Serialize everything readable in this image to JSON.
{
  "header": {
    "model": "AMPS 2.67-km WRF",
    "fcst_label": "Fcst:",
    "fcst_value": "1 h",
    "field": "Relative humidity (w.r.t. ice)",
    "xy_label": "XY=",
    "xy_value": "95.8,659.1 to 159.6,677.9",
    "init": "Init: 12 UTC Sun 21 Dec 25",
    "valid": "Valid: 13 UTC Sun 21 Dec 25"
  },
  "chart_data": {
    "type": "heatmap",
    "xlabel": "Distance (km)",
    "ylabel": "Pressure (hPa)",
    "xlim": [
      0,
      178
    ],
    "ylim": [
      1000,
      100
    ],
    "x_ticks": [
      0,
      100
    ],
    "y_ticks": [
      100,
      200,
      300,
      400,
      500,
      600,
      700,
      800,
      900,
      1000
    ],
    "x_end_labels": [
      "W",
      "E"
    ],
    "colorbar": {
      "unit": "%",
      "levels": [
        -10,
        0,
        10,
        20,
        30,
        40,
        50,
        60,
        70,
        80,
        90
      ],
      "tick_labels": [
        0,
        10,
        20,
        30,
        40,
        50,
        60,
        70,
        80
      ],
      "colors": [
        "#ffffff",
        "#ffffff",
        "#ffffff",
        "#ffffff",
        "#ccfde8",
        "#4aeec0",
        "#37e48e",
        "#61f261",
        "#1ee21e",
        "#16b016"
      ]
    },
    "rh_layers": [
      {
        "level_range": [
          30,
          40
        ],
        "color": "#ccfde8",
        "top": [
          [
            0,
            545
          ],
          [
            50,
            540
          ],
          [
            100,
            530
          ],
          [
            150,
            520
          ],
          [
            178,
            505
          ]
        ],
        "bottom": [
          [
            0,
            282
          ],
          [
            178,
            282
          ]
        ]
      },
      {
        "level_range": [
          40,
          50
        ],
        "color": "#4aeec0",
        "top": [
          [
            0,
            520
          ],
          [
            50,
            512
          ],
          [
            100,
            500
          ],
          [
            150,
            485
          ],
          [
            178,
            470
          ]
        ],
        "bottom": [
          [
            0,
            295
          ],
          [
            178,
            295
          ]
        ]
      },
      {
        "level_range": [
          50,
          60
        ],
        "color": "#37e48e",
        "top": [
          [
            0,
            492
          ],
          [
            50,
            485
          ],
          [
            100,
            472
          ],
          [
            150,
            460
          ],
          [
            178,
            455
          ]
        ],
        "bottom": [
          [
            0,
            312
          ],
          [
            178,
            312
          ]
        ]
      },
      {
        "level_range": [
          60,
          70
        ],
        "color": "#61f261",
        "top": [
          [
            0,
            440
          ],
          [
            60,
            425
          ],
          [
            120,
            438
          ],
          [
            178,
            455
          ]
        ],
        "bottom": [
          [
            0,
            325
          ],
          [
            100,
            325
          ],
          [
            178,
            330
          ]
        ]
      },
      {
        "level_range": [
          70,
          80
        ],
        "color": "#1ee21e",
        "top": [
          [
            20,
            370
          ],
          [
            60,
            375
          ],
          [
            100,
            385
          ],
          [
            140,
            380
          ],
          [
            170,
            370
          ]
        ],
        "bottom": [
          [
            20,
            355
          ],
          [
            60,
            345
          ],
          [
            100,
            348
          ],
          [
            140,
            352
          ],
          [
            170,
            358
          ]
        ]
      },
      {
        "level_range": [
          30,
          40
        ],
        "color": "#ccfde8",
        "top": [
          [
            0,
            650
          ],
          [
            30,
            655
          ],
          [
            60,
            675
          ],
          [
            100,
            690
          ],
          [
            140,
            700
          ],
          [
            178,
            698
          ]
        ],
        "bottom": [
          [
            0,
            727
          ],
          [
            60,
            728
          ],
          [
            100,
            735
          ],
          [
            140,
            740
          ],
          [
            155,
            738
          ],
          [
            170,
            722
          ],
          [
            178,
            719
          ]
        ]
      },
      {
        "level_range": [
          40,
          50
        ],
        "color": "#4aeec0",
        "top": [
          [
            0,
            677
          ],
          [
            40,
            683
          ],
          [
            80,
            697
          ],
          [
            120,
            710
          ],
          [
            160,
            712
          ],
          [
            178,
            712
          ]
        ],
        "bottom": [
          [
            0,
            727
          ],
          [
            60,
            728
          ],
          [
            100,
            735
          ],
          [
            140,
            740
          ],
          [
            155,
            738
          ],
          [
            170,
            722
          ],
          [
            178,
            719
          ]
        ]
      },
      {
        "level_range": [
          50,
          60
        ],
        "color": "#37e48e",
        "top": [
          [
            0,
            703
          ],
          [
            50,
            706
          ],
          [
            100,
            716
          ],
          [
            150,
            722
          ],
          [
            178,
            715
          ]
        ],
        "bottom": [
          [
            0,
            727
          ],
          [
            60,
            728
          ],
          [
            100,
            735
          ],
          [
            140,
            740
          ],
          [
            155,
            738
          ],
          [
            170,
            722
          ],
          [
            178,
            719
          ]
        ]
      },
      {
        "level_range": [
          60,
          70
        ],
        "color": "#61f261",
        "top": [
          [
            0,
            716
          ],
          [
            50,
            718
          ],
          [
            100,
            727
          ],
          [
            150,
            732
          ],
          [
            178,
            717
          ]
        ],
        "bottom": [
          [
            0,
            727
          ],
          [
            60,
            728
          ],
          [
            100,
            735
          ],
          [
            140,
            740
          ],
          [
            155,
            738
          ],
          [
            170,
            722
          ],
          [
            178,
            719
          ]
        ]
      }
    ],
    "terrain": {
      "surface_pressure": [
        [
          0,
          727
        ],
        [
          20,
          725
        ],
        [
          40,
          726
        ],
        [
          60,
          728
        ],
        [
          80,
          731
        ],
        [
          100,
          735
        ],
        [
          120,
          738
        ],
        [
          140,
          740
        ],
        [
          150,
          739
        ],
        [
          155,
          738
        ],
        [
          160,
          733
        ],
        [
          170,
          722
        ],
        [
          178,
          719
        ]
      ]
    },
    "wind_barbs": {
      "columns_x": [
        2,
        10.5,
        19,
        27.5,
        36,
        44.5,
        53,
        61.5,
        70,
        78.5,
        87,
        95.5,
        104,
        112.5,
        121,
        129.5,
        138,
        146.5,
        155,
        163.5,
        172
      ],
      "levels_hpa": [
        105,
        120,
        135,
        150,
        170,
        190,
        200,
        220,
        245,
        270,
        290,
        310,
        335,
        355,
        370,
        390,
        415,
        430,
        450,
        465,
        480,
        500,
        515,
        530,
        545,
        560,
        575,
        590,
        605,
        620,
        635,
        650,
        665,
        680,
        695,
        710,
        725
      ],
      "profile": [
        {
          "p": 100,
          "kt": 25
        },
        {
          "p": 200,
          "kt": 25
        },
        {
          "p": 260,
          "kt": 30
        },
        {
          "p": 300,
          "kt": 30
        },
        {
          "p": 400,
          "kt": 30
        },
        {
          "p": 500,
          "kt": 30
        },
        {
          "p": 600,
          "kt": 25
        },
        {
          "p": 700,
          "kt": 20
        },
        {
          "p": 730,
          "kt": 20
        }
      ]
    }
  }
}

******************************

▶ [Work to complete] Restate all of the entries exactly, please.

▶ [Solution for this problem]
Serialize everything readable in this image to JSON.
{
  "header": {
    "model": "AMPS 2.67-km WRF",
    "fcst_label": "Fcst:",
    "fcst_value": "1 h",
    "field": "Relative humidity (w.r.t. ice)",
    "xy_label": "XY=",
    "xy_value": "95.8,659.1 to 159.6,677.9",
    "init": "Init: 12 UTC Sun 21 Dec 25",
    "valid": "Valid: 13 UTC Sun 21 Dec 25"
  },
  "chart_data": {
    "type": "heatmap",
    "xlabel": "Distance (km)",
    "ylabel": "Pressure (hPa)",
    "xlim": [
      0,
      178
    ],
    "ylim": [
      1000,
      100
    ],
    "x_ticks": [
      0,
      100
    ],
    "y_ticks": [
      100,
      200,
      300,
      400,
      500,
      600,
      700,
      800,
      900,
      1000
    ],
    "x_end_labels": [
      "W",
      "E"
    ],
    "colorbar": {
      "unit": "%",
      "levels": [
        -10,
        0,
        10,
        20,
        30,
        40,
        50,
        60,
        70,
        80,
        90
      ],
      "tick_labels": [
        0,
        10,
        20,
        30,
        40,
        50,
        60,
        70,
        80
      ],
      "colors": [
        "#ffffff",
        "#ffffff",
        "#ffffff",
        "#ffffff",
        "#ccfde8",
        "#4aeec0",
        "#37e48e",
        "#61f261",
        "#1ee21e",
        "#16b016"
      ]
    },
    "rh_layers": [
      {
        "level_range": [
          30,
          40
        ],
        "color": "#ccfde8",
        "top": [
          [
            0,
            545
          ],
          [
            50,
            540
          ],
          [
            100,
            530
          ],
          [
            150,
            520
          ],
          [
            178,
            505
          ]
        ],
        "bottom": [
          [
            0,
            282
          ],
          [
            178,
            282
          ]
        ]
      },
      {
        "level_range": [
          40,
          50
        ],
        "color": "#4aeec0",
        "top": [
          [
            0,
            520
          ],
          [
            50,
            512
          ],
          [
            100,
            500
          ],
          [
            150,
            485
          ],
          [
            178,
            470
          ]
        ],
        "bottom": [
          [
            0,
            295
          ],
          [
            178,
            295
          ]
        ]
      },
      {
        "level_range": [
          50,
          60
        ],
        "color": "#37e48e",
        "top": [
          [
            0,
            492
          ],
          [
            50,
            485
          ],
          [
            100,
            472
          ],
          [
            150,
            460
          ],
          [
            178,
            455
          ]
        ],
        "bottom": [
          [
            0,
            312
          ],
          [
            178,
            312
          ]
        ]
      },
      {
        "level_range": [
          60,
          70
        ],
        "color": "#61f261",
        "top": [
          [
            0,
            440
          ],
          [
            60,
            425
          ],
          [
            120,
            438
          ],
          [
            178,
            455
          ]
        ],
        "bottom": [
          [
            0,
            325
          ],
          [
            100,
            325
          ],
          [
            178,
            330
          ]
        ]
      },
      {
        "level_range": [
          70,
          80
        ],
        "color": "#1ee21e",
        "top": [
          [
            20,
            370
          ],
          [
            60,
            375
          ],
          [
            100,
            385
          ],
          [
            140,
            380
          ],
          [
            170,
            370
          ]
        ],
        "bottom": [
          [
            20,
            355
          ],
          [
            60,
            345
          ],
          [
            100,
            348
          ],
          [
            140,
            352
          ],
          [
            170,
            358
          ]
        ]
      },
      {
        "level_range": [
          30,
          40
        ],
        "color": "#ccfde8",
        "top": [
          [
            0,
            650
          ],
          [
            30,
            655
          ],
          [
            60,
            675
          ],
          [
            100,
            690
          ],
          [
            140,
            700
          ],
          [
            178,
            698
          ]
        ],
        "bottom": [
          [
            0,
            727
          ],
          [
            60,
            728
          ],
          [
            100,
            735
          ],
          [
            140,
            740
          ],
          [
            155,
            738
          ],
          [
            170,
            722
          ],
          [
            178,
            719
          ]
        ]
      },
      {
        "level_range": [
          40,
          50
        ],
        "color": "#4aeec0",
        "top": [
          [
            0,
            677
          ],
          [
            40,
            683
          ],
          [
            80,
            697
          ],
          [
            120,
            710
          ],
          [
            160,
            712
          ],
          [
            178,
            712
          ]
        ],
        "bottom": [
          [
            0,
            727
          ],
          [
            60,
            728
          ],
          [
            100,
            735
          ],
          [
            140,
            740
          ],
          [
            155,
            738
          ],
          [
            170,
            722
          ],
          [
            178,
            719
          ]
        ]
      },
      {
        "level_range": [
          50,
          60
        ],
        "color": "#37e48e",
        "top": [
          [
            0,
            703
          ],
          [
            50,
            706
          ],
          [
            100,
            716
          ],
          [
            150,
            722
          ],
          [
            178,
            715
          ]
        ],
        "bottom": [
          [
            0,
            727
          ],
          [
            60,
            728
          ],
          [
            100,
            735
          ],
          [
            140,
            740
          ],
          [
            155,
            738
          ],
          [
            170,
            722
          ],
          [
            178,
            719
          ]
        ]
      },
      {
        "level_range": [
          60,
          70
        ],
        "color": "#61f261",
        "top": [
          [
            0,
            716
          ],
          [
            50,
            718
          ],
          [
            100,
            727
          ],
          [
            150,
            732
          ],
          [
            178,
            717
          ]
        ],
        "bottom": [
          [
            0,
            727
          ],
          [
            60,
            728
          ],
          [
            100,
            735
          ],
          [
            140,
            740
          ],
          [
            155,
            738
          ],
          [
            170,
            722
          ],
          [
            178,
            719
          ]
        ]
      }
    ],
    "terrain": {
      "surface_pressure": [
        [
          0,
          727
        ],
        [
          20,
          725
        ],
        [
          40,
          726
        ],
        [
          60,
          728
        ],
        [
          80,
          731
        ],
        [
          100,
          735
        ],
        [
          120,
          738
        ],
        [
          140,
          740
        ],
        [
          150,
          739
        ],
        [
          155,
          738
        ],
        [
          160,
          733
        ],
        [
          170,
          722
        ],
        [
          178,
          719
        ]
      ]
    },
    "wind_barbs": {
      "columns_x": [
        2,
        10.5,
        19,
        27.5,
        36,
        44.5,
        53,
        61.5,
        70,
        78.5,
        87,
        95.5,
        104,
        112.5,
        121,
        129.5,
        138,
        146.5,
        155,
        163.5,
        172
      ],
      "levels_hpa": [
        105,
        120,
        135,
        150,
        170,
        190,
        200,
        220,
        245,
        270,
        290,
        310,
        335,
        355,
        370,
        390,
        415,
        430,
        450,
        465,
        480,
        500,
        515,
        530,
        545,
        560,
        575,
        590,
        605,
        620,
        635,
        650,
        665,
        680,
        695,
        710,
        725
      ],
      "profile": [
        {
          "p": 100,
          "kt": 25
        },
        {
          "p": 200,
          "kt": 25
        },
        {
          "p": 260,
          "kt": 30
        },
        {
          "p": 300,
          "kt": 30
        },
        {
          "p": 400,
          "kt": 30
        },
        {
          "p": 500,
          "kt": 30
        },
        {
          "p": 600,
          "kt": 25
        },
        {
          "p": 700,
          "kt": 20
        },
        {
          "p": 730,
          "kt": 20
        }
      ]
    }
  }
}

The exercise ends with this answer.